## TASK OBJECTIVE
Look for "питьевого" in each line of the entries, and return the matching lines.
* * * * * * * * *
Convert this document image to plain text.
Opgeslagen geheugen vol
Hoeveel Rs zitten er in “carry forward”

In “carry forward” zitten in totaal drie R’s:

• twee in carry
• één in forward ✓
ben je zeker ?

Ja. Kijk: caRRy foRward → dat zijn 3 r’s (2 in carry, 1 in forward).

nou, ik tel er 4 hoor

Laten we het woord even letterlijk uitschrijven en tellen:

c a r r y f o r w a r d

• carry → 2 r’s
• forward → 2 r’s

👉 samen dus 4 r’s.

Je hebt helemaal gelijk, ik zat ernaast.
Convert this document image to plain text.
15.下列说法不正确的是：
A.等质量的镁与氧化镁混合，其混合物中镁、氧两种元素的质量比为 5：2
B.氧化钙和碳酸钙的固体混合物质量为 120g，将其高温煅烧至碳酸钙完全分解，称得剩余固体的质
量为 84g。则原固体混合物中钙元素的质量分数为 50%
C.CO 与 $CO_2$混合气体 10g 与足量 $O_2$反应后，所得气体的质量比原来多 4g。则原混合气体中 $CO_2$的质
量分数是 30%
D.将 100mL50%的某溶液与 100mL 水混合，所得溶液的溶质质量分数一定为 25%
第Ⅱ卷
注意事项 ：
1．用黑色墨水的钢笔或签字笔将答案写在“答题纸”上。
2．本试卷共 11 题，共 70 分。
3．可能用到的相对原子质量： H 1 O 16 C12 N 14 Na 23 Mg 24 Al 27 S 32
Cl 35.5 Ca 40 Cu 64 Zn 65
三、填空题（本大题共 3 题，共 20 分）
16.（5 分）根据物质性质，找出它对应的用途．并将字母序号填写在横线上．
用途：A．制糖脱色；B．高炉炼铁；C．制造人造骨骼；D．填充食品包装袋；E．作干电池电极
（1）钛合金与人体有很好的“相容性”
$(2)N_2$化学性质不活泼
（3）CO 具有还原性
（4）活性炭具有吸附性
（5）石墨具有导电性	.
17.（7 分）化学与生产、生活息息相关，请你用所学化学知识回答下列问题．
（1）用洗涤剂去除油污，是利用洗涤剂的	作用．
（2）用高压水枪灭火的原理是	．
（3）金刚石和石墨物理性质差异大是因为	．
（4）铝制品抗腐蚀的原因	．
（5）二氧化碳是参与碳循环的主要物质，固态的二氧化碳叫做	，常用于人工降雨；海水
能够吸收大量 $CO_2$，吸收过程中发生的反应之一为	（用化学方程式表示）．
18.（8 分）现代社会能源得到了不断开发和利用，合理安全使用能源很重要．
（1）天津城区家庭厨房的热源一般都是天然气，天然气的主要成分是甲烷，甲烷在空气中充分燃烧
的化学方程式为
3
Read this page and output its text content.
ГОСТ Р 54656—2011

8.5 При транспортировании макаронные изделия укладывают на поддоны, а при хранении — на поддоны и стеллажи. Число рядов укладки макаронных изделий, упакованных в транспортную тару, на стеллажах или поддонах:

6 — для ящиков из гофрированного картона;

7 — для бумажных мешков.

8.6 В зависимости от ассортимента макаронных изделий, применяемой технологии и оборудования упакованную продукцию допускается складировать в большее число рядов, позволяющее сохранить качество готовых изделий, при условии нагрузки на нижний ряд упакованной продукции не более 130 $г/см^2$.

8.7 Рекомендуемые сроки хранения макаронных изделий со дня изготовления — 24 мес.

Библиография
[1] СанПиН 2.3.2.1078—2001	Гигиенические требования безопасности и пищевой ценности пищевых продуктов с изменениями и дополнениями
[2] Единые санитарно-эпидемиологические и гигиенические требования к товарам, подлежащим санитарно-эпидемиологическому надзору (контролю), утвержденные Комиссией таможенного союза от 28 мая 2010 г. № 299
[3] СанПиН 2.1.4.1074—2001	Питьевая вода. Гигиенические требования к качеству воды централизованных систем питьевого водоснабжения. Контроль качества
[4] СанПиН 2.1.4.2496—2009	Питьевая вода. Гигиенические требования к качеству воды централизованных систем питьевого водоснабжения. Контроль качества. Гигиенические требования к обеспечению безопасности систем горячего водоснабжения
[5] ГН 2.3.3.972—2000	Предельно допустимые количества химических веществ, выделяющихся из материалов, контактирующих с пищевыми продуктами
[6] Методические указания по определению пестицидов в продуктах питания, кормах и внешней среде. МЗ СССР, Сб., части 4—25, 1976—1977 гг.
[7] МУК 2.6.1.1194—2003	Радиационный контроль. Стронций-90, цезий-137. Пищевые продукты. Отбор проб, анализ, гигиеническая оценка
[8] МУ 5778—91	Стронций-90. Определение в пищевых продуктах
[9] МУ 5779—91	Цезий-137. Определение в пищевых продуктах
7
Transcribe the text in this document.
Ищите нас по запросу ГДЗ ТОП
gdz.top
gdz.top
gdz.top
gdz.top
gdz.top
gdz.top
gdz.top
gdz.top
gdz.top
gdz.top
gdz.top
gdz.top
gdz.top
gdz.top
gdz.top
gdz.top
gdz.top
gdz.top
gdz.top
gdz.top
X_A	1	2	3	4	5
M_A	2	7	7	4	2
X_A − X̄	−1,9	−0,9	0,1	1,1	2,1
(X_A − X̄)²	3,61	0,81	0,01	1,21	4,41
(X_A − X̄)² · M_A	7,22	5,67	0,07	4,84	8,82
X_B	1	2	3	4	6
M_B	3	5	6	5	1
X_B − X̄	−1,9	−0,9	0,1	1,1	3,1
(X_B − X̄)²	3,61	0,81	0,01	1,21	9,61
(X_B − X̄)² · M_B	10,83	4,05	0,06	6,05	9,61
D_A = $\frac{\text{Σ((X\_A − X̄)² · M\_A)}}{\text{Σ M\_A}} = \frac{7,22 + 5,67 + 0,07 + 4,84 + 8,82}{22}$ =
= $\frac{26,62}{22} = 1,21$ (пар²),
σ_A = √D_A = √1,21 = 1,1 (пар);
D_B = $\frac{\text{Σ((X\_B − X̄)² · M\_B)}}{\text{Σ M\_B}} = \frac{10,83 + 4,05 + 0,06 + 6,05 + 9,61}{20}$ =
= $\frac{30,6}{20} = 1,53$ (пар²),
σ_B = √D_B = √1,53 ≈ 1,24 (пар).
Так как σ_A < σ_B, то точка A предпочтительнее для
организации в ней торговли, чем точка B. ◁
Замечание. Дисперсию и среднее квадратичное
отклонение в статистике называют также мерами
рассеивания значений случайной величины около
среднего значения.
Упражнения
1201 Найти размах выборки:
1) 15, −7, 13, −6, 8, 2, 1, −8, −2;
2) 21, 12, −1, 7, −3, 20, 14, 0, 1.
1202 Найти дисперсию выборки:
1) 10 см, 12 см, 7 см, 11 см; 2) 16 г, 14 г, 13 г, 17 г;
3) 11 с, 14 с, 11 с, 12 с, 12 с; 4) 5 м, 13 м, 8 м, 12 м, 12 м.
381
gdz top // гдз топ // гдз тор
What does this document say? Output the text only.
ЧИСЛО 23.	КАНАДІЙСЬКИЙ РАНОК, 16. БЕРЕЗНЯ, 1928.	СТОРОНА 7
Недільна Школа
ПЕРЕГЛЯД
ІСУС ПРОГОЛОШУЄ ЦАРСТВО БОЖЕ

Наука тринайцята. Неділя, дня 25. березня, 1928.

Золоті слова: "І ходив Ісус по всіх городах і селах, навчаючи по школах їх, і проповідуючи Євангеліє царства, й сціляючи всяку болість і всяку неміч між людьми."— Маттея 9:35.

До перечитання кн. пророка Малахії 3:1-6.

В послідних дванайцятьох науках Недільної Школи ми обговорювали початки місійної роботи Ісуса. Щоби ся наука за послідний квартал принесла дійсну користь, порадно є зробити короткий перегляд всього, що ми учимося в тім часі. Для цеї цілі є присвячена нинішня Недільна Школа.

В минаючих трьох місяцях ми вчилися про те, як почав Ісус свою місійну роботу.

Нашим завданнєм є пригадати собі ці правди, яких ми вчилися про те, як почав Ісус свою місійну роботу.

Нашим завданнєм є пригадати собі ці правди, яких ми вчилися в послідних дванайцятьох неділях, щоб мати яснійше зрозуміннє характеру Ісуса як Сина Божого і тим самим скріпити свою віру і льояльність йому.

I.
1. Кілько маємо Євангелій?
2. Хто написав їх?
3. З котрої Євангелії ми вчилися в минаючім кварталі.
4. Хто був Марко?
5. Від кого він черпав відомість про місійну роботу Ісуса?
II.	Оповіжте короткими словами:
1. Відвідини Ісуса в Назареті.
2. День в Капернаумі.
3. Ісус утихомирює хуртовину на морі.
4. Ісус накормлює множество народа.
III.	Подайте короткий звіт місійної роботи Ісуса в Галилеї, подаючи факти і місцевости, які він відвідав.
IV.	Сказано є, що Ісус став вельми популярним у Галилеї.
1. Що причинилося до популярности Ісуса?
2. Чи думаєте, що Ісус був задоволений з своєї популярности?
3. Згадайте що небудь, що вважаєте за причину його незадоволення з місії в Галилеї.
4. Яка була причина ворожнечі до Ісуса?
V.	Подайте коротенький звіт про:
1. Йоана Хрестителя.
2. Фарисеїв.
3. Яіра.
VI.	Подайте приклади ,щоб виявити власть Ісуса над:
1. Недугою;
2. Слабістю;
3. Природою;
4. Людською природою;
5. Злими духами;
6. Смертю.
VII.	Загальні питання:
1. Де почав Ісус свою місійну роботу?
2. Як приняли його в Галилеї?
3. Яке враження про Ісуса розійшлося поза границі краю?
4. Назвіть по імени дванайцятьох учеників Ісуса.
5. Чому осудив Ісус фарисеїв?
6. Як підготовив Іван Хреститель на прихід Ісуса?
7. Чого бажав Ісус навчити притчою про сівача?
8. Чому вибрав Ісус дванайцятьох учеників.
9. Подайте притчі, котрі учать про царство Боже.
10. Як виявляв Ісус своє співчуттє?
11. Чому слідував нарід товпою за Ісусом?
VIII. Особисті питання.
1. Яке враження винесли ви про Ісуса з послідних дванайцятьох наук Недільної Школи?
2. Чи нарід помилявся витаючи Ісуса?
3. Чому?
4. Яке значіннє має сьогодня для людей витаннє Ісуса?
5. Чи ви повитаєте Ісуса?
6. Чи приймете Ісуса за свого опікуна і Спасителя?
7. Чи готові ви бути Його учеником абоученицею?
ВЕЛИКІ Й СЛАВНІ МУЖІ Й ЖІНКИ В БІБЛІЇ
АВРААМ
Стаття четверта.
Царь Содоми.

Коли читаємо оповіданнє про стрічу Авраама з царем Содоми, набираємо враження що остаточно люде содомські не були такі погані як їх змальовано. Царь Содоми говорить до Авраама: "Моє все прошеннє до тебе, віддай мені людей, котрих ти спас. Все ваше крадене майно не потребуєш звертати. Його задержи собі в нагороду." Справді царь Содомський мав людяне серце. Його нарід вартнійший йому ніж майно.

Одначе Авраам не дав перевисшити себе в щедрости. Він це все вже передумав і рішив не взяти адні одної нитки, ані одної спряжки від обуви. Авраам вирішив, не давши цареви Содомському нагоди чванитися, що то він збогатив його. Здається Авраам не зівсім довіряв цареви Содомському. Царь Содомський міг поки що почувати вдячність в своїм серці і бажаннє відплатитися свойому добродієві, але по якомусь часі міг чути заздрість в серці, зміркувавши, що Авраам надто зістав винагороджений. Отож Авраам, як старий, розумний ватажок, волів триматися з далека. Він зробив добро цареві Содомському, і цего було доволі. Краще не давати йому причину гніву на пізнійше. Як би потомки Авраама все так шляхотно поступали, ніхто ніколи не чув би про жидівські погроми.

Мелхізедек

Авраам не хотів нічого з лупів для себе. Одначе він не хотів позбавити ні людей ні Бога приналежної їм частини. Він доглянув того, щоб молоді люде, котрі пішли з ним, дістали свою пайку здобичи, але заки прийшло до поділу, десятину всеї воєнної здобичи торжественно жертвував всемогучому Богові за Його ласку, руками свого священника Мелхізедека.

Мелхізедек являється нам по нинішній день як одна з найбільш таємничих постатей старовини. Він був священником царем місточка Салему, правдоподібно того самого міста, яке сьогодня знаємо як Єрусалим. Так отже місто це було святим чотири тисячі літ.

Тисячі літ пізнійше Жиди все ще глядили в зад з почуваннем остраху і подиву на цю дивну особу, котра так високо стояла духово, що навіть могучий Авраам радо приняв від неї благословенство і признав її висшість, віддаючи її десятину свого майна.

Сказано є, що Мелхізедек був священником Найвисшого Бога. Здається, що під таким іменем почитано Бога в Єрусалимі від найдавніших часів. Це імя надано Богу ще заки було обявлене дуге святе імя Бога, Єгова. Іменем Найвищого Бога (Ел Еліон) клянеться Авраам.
* * * * * * * * *
## ANSWER TO THE PROBLEM
[3] СанПиН 2.1.4.1074—2001	Питьевая вода. Гигиенические требования к качеству воды централизованных систем питьевого водоснабжения. Контроль качества
[4] СанПиН 2.1.4.2496—2009	Питьевая вода. Гигиенические требования к качеству воды централизованных систем питьевого водоснабжения. Контроль качества. Гигиенические требования к обеспечению безопасности систем горячего водоснабжения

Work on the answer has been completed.